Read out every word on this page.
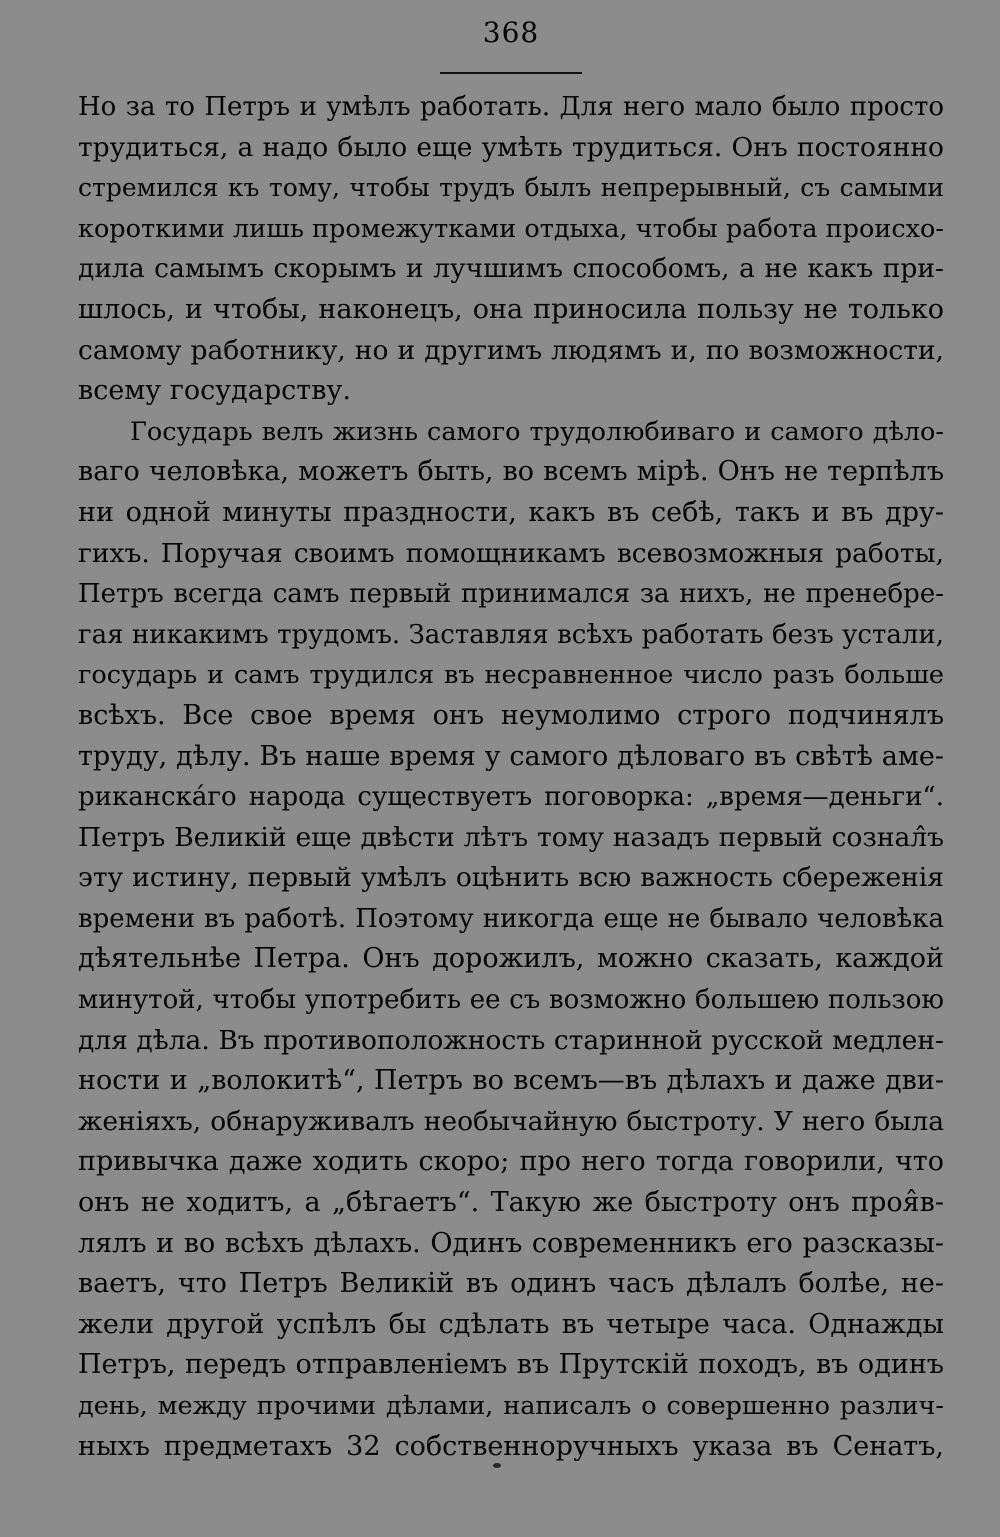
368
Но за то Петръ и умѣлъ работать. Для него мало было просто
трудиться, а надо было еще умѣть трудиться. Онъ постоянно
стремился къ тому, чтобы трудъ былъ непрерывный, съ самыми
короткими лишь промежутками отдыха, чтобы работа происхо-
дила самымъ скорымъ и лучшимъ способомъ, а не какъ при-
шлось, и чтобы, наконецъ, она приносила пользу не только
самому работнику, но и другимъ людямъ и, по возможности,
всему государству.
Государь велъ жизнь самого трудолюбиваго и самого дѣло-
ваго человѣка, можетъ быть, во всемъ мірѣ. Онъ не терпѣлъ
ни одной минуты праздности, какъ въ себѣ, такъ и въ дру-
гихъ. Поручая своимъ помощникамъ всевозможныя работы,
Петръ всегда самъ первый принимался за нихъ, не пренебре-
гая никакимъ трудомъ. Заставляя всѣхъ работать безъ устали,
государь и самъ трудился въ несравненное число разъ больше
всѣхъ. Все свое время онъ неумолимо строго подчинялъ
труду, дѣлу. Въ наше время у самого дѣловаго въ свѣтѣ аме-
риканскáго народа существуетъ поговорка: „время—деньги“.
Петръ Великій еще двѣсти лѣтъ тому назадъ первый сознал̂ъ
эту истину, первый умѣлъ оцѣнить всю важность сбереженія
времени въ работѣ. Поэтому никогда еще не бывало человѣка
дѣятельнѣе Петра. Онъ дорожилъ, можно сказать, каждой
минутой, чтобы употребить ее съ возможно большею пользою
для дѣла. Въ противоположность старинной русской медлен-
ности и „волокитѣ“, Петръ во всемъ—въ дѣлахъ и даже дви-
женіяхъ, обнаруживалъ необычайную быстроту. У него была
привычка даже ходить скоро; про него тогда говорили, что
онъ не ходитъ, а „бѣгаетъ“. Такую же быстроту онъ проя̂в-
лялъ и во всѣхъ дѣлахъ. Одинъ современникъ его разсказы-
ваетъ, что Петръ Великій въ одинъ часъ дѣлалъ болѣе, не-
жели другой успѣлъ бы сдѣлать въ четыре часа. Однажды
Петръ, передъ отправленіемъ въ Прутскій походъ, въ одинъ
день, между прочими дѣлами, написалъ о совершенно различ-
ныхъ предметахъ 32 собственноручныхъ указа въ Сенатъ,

===

WHAT TO WORK ON: Make an exact copy of the whole listing, but don't bring over any pictures.

PROBLEM SOLUTION:
Read out every word on this page.
368
Но за то Петръ и умѣлъ работать. Для него мало было просто
трудиться, а надо было еще умѣть трудиться. Онъ постоянно
стремился къ тому, чтобы трудъ былъ непрерывный, съ самыми
короткими лишь промежутками отдыха, чтобы работа происхо-
дила самымъ скорымъ и лучшимъ способомъ, а не какъ при-
шлось, и чтобы, наконецъ, она приносила пользу не только
самому работнику, но и другимъ людямъ и, по возможности,
всему государству.
Государь велъ жизнь самого трудолюбиваго и самого дѣло-
ваго человѣка, можетъ быть, во всемъ мірѣ. Онъ не терпѣлъ
ни одной минуты праздности, какъ въ себѣ, такъ и въ дру-
гихъ. Поручая своимъ помощникамъ всевозможныя работы,
Петръ всегда самъ первый принимался за нихъ, не пренебре-
гая никакимъ трудомъ. Заставляя всѣхъ работать безъ устали,
государь и самъ трудился въ несравненное число разъ больше
всѣхъ. Все свое время онъ неумолимо строго подчинялъ
труду, дѣлу. Въ наше время у самого дѣловаго въ свѣтѣ аме-
риканскáго народа существуетъ поговорка: „время—деньги“.
Петръ Великій еще двѣсти лѣтъ тому назадъ первый сознал̂ъ
эту истину, первый умѣлъ оцѣнить всю важность сбереженія
времени въ работѣ. Поэтому никогда еще не бывало человѣка
дѣятельнѣе Петра. Онъ дорожилъ, можно сказать, каждой
минутой, чтобы употребить ее съ возможно большею пользою
для дѣла. Въ противоположность старинной русской медлен-
ности и „волокитѣ“, Петръ во всемъ—въ дѣлахъ и даже дви-
женіяхъ, обнаруживалъ необычайную быстроту. У него была
привычка даже ходить скоро; про него тогда говорили, что
онъ не ходитъ, а „бѣгаетъ“. Такую же быстроту онъ проя̂в-
лялъ и во всѣхъ дѣлахъ. Одинъ современникъ его разсказы-
ваетъ, что Петръ Великій въ одинъ часъ дѣлалъ болѣе, не-
жели другой успѣлъ бы сдѣлать въ четыре часа. Однажды
Петръ, передъ отправленіемъ въ Прутскій походъ, въ одинъ
день, между прочими дѣлами, написалъ о совершенно различ-
ныхъ предметахъ 32 собственноручныхъ указа въ Сенатъ,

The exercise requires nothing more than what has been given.